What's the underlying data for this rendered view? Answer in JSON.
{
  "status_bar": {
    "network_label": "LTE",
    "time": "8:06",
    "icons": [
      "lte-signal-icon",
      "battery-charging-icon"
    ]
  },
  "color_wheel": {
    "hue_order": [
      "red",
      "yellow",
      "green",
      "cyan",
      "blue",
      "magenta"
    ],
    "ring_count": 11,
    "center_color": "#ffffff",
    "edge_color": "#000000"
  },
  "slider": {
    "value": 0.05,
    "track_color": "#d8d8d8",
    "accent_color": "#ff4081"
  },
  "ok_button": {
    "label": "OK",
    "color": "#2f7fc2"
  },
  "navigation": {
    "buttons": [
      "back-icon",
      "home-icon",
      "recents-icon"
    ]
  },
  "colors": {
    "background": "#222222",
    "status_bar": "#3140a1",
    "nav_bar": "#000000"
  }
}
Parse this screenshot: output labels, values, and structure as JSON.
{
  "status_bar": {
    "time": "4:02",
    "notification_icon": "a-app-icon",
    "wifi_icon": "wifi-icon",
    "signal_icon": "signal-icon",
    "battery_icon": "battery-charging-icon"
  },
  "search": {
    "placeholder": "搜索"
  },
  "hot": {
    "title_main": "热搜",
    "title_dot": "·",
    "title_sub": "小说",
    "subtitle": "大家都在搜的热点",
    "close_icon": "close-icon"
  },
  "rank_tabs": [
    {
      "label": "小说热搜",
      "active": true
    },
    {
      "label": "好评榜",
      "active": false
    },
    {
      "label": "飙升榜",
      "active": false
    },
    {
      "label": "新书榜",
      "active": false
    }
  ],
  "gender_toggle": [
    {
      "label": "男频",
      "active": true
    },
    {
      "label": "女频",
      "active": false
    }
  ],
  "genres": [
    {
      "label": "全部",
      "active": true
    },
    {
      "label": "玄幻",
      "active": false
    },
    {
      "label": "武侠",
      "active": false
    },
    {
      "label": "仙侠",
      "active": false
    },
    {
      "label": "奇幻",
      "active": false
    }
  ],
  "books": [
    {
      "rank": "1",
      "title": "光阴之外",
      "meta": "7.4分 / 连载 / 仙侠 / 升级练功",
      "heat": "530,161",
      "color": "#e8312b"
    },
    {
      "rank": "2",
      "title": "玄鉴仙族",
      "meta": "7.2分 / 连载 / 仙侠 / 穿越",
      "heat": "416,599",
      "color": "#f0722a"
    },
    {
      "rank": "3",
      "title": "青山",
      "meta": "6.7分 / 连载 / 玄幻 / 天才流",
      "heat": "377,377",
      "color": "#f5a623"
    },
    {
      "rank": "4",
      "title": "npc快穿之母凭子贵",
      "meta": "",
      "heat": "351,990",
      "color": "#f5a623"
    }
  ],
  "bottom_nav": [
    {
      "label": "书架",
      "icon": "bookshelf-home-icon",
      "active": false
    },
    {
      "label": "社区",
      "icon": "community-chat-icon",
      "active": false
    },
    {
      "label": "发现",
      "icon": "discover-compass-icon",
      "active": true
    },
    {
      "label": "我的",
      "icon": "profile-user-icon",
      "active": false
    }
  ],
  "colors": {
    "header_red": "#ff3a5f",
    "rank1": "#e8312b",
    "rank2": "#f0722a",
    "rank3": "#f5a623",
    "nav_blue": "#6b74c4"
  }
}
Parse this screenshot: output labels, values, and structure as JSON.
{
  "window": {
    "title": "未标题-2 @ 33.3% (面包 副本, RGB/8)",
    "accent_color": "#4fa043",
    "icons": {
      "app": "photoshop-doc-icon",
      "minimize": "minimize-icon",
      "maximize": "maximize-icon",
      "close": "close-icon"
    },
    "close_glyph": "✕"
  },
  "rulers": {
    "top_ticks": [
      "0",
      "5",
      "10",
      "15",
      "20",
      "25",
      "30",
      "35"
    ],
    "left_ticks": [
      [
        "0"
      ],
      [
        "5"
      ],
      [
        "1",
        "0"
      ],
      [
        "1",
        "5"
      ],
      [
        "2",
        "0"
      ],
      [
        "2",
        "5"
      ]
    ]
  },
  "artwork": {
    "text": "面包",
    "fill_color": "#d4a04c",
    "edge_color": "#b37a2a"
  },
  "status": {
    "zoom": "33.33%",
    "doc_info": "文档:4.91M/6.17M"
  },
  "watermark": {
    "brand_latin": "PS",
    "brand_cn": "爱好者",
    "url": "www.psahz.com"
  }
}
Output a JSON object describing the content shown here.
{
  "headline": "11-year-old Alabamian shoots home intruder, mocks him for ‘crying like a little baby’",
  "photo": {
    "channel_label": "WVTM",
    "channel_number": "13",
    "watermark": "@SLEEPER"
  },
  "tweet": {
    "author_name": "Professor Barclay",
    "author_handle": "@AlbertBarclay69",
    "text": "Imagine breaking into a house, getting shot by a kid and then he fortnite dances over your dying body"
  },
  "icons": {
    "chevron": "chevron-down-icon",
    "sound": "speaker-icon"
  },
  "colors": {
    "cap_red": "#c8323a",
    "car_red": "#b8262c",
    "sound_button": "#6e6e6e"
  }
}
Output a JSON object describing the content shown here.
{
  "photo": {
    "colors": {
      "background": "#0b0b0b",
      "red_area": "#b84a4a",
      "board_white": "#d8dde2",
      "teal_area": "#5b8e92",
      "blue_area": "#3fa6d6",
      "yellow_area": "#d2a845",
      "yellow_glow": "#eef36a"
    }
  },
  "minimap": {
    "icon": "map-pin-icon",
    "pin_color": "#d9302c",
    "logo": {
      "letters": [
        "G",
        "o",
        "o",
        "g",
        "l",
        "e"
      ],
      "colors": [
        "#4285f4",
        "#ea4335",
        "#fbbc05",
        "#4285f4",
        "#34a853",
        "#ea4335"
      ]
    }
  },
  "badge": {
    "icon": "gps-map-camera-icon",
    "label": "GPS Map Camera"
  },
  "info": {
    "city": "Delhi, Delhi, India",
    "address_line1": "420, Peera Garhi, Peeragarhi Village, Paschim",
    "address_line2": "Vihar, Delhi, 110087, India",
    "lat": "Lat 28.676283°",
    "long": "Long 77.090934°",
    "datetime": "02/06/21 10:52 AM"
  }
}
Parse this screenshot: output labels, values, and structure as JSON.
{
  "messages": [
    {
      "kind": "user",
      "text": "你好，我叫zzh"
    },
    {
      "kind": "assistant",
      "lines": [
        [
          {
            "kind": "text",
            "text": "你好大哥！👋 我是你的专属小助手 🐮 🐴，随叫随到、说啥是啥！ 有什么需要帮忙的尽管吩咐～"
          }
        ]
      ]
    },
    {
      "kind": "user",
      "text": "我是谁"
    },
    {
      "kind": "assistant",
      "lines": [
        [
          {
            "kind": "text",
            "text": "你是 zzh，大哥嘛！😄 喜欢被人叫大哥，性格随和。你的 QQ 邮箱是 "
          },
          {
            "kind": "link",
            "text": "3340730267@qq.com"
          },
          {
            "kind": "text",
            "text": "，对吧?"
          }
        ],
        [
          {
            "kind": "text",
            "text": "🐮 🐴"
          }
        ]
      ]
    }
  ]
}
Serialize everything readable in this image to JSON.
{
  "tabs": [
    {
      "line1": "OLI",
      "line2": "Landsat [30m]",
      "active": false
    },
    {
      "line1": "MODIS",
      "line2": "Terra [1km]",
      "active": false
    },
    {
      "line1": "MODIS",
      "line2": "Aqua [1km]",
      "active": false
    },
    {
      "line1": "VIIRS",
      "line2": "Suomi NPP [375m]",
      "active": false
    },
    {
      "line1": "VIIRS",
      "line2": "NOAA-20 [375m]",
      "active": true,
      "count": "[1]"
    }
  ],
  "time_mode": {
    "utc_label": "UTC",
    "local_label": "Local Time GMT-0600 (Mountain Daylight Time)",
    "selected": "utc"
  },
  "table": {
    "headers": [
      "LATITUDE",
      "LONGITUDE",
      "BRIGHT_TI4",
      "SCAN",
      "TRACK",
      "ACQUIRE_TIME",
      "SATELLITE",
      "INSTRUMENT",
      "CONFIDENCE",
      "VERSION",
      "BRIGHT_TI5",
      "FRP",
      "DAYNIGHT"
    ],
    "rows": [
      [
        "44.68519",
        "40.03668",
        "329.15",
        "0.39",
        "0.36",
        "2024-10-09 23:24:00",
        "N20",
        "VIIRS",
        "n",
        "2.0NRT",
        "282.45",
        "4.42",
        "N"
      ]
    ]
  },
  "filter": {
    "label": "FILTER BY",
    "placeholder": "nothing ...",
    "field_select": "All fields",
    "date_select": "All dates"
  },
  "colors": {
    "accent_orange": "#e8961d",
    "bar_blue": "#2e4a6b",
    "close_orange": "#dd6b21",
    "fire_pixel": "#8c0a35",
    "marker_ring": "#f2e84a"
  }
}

» **REQUIREMENT**:
Find every line in the records above that holds the word "heat", and copy each one.

» **OUTPUT OF THE EXERCISE**:
      "heat": "530,161",
      "heat": "416,599",
      "heat": "377,377",
      "heat": "351,990",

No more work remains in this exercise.